Task objective:
Copy verbatim the part of the material that opens with the line containing "affiliation-1: 1 Department" and closes with the line containing "article-type-label: REVIEW ARTICLE", including both of those lines.
___
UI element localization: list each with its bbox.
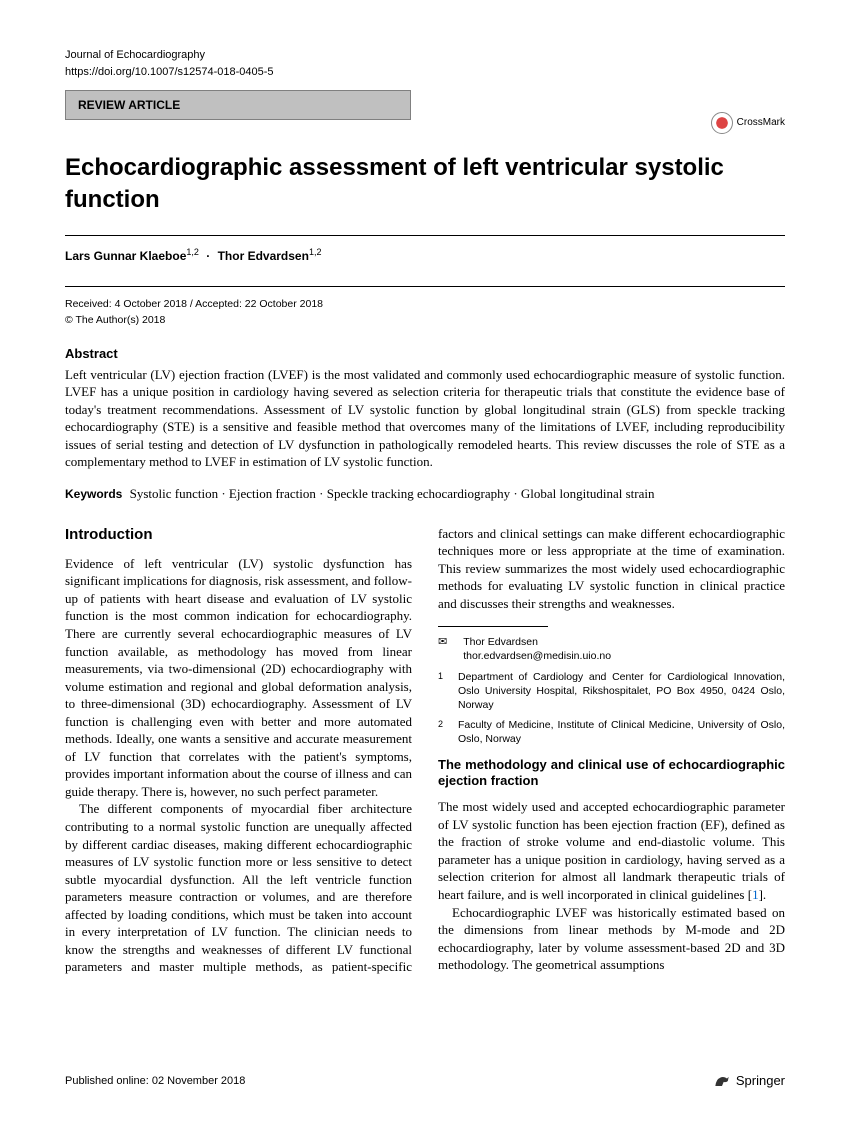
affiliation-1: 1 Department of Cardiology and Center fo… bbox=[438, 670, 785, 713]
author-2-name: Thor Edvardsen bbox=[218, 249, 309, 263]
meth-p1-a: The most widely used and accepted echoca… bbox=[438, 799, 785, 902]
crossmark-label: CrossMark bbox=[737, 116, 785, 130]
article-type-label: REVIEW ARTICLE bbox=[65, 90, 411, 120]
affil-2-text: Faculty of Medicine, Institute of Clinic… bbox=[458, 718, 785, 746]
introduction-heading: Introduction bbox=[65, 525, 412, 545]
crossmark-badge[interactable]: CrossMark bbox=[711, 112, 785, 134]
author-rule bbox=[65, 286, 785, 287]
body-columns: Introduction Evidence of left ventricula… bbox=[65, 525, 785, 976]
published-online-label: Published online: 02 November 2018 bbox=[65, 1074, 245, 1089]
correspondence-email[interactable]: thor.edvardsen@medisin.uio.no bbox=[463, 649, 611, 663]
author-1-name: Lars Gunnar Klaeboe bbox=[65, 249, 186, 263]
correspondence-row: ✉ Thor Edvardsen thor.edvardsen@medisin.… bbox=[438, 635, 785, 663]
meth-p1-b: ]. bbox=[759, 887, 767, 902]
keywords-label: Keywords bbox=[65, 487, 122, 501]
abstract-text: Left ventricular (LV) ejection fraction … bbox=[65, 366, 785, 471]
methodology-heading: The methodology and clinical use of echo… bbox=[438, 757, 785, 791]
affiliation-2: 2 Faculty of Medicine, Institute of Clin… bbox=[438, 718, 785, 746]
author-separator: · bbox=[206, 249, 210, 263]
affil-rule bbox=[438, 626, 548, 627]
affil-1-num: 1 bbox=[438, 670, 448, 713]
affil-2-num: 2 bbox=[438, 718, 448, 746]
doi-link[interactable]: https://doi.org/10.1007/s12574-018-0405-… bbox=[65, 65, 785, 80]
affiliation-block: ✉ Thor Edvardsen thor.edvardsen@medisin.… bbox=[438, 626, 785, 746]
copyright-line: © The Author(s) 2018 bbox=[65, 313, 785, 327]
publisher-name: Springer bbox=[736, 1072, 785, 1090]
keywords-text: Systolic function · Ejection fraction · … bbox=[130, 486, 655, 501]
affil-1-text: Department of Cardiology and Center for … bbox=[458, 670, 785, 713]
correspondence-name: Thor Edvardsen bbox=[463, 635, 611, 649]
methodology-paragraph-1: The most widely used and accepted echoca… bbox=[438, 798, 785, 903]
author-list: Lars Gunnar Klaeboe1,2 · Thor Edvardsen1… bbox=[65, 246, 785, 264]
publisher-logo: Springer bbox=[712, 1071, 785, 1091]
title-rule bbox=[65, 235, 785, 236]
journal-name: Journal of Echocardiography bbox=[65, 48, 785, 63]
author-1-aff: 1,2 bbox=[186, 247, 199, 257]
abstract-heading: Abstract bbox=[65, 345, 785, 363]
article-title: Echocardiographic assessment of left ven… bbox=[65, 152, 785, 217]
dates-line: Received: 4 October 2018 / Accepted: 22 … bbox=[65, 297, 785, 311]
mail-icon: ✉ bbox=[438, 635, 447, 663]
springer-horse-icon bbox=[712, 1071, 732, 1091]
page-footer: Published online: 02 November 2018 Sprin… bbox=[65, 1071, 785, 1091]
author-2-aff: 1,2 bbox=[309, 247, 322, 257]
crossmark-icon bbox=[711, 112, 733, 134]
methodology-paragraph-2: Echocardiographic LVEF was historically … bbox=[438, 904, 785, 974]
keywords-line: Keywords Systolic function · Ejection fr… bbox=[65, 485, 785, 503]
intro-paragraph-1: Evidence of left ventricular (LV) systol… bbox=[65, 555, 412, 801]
___
Reply to the exercise:
affiliation-1: 1 Department of Cardiology and Center fo… bbox=[438, 670, 785, 713]
author-2-name: Thor Edvardsen bbox=[218, 249, 309, 263]
meth-p1-a: The most widely used and accepted echoca… bbox=[438, 799, 785, 902]
crossmark-label: CrossMark bbox=[737, 116, 785, 130]
article-type-label: REVIEW ARTICLE bbox=[65, 90, 411, 120]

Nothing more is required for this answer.